CONSIGNE
Modifiez le matériel ci-dessous : recopiez-en toutes les lignes en remplaçant "Radiant energy" par "Spectral energy", sans toucher au reste. Omettez les images dans votre réponse.

Entrées d'un jeu de données
################
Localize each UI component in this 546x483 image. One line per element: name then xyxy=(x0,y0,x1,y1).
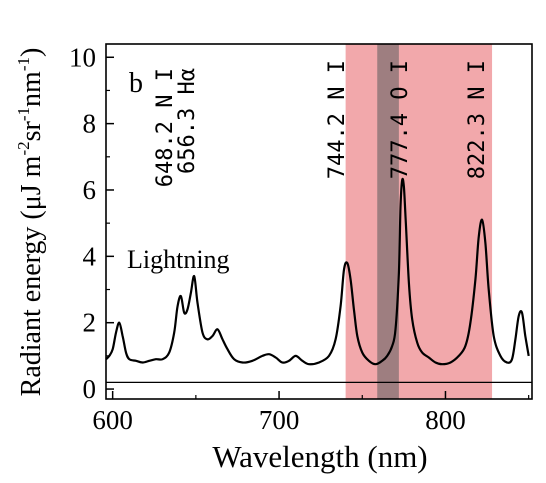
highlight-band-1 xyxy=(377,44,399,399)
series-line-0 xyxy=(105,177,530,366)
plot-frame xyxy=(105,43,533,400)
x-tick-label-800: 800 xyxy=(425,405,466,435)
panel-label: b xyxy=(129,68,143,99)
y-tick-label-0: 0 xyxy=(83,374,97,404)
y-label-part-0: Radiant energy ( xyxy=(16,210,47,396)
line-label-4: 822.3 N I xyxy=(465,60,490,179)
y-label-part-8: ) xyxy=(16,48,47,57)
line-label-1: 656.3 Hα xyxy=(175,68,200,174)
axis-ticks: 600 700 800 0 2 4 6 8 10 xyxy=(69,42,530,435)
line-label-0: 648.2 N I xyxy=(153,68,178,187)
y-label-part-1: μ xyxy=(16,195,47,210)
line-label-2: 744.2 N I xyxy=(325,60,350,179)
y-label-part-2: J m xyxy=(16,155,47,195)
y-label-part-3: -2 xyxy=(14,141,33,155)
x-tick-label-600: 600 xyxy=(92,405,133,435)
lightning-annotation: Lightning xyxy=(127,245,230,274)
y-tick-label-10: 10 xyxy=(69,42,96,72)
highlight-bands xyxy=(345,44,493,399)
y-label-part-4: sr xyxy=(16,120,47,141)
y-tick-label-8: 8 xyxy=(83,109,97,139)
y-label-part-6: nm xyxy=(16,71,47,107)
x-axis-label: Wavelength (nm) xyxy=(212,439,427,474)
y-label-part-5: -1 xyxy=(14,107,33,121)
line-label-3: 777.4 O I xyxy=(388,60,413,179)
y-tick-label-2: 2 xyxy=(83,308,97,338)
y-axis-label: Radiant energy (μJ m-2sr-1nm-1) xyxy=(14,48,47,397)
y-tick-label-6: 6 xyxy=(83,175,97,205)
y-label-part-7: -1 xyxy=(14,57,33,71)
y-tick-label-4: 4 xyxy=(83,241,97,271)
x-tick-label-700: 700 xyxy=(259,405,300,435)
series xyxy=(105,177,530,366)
################
RÉSULTAT ATTENDU
Localize each UI component in this 546x483 image. One line per element: name then xyxy=(x0,y0,x1,y1).
highlight-band-1 xyxy=(377,44,399,399)
series-line-0 xyxy=(105,177,530,366)
plot-frame xyxy=(105,43,533,400)
x-tick-label-800: 800 xyxy=(425,405,466,435)
panel-label: b xyxy=(129,68,143,99)
y-tick-label-0: 0 xyxy=(83,374,97,404)
y-label-part-0: Spectral energy ( xyxy=(16,210,47,396)
line-label-4: 822.3 N I xyxy=(465,60,490,179)
y-label-part-8: ) xyxy=(16,48,47,57)
line-label-1: 656.3 Hα xyxy=(175,68,200,174)
axis-ticks: 600 700 800 0 2 4 6 8 10 xyxy=(69,42,530,435)
line-label-0: 648.2 N I xyxy=(153,68,178,187)
y-label-part-1: μ xyxy=(16,195,47,210)
line-label-2: 744.2 N I xyxy=(325,60,350,179)
y-label-part-2: J m xyxy=(16,155,47,195)
y-label-part-3: -2 xyxy=(14,141,33,155)
x-tick-label-600: 600 xyxy=(92,405,133,435)
lightning-annotation: Lightning xyxy=(127,245,230,274)
y-tick-label-10: 10 xyxy=(69,42,96,72)
highlight-bands xyxy=(345,44,493,399)
y-label-part-4: sr xyxy=(16,120,47,141)
y-tick-label-8: 8 xyxy=(83,109,97,139)
y-label-part-6: nm xyxy=(16,71,47,107)
x-axis-label: Wavelength (nm) xyxy=(212,439,427,474)
y-label-part-5: -1 xyxy=(14,107,33,121)
line-label-3: 777.4 O I xyxy=(388,60,413,179)
y-tick-label-2: 2 xyxy=(83,308,97,338)
y-axis-label: Spectral energy (μJ m-2sr-1nm-1) xyxy=(14,48,47,397)
y-tick-label-6: 6 xyxy=(83,175,97,205)
y-label-part-7: -1 xyxy=(14,57,33,71)
y-tick-label-4: 4 xyxy=(83,241,97,271)
x-tick-label-700: 700 xyxy=(259,405,300,435)
series xyxy=(105,177,530,366)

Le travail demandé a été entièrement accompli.